▼

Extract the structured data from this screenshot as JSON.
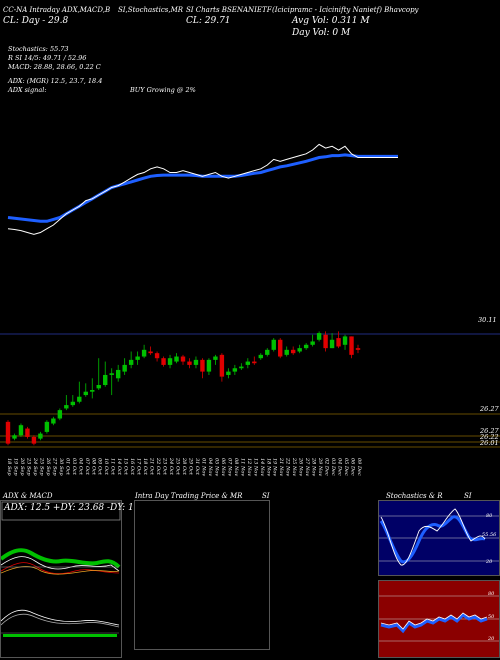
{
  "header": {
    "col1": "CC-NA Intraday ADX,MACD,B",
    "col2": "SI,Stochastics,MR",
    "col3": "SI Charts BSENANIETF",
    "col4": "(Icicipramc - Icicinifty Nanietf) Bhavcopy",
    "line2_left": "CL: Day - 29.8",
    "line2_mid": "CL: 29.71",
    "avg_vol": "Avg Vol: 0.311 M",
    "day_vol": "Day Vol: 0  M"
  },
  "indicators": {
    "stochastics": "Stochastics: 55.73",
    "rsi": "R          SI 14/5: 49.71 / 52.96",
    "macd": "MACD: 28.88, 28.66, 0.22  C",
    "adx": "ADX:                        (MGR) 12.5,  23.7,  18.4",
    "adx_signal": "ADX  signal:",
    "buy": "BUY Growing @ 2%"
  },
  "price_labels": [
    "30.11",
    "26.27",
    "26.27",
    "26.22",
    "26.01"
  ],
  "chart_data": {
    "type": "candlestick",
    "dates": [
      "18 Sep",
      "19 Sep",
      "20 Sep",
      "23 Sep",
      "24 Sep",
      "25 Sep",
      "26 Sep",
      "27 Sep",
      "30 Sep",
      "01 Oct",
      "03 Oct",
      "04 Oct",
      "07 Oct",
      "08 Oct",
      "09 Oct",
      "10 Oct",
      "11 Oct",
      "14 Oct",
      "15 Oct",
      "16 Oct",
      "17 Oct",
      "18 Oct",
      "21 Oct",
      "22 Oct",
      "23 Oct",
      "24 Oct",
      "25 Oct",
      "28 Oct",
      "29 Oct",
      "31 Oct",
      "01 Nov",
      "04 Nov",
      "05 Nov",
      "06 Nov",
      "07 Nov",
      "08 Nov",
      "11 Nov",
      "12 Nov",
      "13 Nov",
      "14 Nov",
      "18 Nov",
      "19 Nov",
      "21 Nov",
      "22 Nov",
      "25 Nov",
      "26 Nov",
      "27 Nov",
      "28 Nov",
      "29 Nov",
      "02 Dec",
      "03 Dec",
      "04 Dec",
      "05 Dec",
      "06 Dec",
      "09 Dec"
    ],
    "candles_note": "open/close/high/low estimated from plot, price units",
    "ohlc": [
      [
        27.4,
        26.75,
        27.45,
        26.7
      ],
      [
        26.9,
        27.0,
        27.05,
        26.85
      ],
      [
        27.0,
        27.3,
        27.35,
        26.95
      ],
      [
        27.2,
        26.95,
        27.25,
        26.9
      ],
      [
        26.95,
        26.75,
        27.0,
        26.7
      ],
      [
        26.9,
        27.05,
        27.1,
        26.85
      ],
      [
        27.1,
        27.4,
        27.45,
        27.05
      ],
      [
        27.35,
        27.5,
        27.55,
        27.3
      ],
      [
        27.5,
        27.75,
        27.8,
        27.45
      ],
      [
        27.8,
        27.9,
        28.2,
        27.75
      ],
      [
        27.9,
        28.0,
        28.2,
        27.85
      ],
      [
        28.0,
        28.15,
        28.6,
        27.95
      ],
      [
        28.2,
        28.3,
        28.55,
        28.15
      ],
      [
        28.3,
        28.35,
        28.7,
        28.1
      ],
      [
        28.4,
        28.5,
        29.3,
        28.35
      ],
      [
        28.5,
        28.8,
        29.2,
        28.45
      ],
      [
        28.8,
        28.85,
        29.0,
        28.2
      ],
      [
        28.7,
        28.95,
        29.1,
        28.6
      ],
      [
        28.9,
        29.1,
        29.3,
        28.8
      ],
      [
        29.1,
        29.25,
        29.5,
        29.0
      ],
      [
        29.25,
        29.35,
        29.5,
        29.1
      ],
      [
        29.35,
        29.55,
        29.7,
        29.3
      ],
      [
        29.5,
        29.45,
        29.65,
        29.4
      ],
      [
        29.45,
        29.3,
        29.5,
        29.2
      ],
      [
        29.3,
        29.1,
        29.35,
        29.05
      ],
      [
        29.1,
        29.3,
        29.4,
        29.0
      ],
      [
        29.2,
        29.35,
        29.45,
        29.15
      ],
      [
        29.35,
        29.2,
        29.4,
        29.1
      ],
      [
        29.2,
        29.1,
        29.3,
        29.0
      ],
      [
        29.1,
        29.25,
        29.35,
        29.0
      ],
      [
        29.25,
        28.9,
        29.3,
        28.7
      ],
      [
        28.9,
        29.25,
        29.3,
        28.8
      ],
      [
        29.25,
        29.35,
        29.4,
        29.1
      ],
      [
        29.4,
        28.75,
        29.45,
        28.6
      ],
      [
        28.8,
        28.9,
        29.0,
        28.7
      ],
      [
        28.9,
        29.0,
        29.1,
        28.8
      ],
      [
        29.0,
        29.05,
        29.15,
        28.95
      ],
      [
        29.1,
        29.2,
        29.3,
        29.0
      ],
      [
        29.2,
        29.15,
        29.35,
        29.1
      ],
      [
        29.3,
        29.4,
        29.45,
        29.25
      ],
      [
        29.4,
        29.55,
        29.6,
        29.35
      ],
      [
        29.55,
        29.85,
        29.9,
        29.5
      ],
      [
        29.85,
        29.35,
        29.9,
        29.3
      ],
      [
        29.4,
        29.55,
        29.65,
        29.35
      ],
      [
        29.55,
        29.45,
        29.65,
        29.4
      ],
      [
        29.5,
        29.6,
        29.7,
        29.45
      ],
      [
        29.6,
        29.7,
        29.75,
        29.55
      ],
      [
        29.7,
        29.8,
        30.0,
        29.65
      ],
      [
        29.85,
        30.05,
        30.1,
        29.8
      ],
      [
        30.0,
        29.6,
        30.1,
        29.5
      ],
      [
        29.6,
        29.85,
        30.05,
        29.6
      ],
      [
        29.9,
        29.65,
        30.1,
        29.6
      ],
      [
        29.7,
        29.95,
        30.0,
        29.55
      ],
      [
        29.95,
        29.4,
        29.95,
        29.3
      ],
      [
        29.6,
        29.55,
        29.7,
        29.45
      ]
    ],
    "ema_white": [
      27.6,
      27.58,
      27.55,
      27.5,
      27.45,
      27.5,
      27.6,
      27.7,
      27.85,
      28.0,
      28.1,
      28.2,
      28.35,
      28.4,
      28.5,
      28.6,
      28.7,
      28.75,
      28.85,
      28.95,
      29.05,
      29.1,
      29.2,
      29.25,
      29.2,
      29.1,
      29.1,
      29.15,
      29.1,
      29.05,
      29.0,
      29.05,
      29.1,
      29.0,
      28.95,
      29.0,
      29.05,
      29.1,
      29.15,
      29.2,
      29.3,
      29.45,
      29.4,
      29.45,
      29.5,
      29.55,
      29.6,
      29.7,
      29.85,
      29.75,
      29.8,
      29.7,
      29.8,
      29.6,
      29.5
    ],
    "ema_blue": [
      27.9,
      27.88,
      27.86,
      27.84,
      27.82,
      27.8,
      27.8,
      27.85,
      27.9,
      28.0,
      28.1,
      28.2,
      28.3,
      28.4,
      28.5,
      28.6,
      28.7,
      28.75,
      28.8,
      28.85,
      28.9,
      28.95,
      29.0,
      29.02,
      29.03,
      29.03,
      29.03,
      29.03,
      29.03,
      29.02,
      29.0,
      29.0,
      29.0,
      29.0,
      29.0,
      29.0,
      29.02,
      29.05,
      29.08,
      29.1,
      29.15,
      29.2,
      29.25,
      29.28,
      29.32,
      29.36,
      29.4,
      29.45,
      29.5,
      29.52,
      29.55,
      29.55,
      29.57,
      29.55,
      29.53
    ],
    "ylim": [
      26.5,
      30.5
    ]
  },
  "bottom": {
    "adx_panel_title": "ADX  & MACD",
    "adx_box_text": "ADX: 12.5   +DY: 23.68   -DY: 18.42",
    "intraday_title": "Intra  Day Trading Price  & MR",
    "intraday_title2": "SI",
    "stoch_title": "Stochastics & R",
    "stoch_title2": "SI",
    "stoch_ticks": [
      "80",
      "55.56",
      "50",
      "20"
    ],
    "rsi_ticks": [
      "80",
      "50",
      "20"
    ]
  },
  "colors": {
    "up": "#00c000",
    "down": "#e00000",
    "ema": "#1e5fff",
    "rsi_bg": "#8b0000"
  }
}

▲

Using the material above, gather every line that includes "from".

* Answer for the task *
Extract the structured data from this screenshot as JSON.
    "candles_note": "open/close/high/low estimated from plot, price units",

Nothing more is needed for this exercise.